**Dataset excerpts:**
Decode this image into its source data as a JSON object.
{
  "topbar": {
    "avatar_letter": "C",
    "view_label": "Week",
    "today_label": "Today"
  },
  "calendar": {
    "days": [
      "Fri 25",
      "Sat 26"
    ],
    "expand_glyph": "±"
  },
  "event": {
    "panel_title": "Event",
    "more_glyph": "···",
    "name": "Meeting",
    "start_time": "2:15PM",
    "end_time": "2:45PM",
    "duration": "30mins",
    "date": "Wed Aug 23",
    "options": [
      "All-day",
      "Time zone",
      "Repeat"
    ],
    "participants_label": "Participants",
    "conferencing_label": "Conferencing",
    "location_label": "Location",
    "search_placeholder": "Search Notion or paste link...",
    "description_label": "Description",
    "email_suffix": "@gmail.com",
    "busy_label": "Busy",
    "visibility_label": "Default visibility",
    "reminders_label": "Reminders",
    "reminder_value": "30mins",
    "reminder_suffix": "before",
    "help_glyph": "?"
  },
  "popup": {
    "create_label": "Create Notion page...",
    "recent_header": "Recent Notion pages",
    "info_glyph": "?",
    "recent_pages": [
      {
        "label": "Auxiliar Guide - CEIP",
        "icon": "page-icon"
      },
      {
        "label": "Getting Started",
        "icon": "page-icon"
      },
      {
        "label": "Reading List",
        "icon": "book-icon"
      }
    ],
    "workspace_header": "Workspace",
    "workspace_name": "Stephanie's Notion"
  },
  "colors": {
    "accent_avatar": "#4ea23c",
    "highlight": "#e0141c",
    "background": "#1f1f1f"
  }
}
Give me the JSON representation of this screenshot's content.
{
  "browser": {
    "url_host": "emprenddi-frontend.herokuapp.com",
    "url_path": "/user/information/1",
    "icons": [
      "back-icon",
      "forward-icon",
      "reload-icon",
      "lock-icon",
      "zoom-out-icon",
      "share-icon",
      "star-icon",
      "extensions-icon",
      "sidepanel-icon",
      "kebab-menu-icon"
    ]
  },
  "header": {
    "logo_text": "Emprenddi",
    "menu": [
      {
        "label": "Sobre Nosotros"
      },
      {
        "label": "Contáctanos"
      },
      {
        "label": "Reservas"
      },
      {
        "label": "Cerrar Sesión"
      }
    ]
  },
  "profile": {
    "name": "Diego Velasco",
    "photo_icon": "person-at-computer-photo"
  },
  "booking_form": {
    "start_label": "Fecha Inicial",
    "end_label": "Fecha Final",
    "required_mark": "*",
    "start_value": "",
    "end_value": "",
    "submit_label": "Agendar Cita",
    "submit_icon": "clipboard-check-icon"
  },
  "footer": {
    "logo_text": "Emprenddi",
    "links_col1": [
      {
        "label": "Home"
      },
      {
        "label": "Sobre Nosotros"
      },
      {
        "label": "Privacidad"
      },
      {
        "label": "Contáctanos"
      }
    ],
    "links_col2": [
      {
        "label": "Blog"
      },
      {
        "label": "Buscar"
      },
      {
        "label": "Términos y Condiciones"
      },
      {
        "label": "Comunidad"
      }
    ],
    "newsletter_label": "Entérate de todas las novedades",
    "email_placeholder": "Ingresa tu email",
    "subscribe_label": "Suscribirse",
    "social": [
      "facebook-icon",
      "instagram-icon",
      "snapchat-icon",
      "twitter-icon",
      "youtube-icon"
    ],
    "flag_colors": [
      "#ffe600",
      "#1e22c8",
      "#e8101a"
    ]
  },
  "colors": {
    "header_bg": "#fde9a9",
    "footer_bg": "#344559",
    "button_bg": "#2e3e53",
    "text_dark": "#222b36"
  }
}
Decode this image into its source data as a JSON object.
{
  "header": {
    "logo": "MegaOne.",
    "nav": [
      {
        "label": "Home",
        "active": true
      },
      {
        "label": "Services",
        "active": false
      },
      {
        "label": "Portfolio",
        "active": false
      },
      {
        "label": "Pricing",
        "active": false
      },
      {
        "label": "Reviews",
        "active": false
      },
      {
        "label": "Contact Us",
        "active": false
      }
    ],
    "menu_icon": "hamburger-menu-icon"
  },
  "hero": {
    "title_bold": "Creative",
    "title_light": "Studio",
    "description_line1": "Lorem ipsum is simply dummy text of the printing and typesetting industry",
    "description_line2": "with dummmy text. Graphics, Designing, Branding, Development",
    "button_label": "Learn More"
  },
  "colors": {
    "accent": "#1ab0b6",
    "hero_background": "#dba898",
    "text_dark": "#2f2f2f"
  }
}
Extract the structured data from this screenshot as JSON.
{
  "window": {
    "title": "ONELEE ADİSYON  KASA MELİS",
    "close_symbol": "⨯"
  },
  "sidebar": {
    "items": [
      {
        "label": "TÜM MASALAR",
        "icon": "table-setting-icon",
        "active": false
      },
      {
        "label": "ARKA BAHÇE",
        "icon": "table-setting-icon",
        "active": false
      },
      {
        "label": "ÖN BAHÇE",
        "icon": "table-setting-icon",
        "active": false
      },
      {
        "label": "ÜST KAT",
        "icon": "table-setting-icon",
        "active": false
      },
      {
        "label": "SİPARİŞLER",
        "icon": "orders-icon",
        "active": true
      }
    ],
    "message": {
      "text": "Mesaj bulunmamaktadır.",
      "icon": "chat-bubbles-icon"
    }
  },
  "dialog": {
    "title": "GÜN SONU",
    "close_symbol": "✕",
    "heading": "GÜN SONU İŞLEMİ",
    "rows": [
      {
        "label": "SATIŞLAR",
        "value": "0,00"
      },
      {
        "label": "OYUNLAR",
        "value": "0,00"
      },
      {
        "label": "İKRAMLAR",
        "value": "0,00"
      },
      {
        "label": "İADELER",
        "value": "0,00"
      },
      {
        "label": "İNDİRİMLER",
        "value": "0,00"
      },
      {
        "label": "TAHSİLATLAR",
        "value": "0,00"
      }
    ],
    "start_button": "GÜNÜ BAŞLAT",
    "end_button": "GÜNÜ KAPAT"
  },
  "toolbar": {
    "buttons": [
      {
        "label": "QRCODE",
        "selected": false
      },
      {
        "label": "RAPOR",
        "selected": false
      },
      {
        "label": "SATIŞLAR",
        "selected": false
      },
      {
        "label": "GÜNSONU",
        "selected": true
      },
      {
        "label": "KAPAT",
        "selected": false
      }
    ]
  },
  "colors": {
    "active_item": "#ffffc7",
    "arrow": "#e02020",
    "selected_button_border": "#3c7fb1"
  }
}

**TO BE DONE:**
Of all the lines above, how many contain "screenshot"? Give the number and nothing more.

**COMPLETE RESPONSE:**
2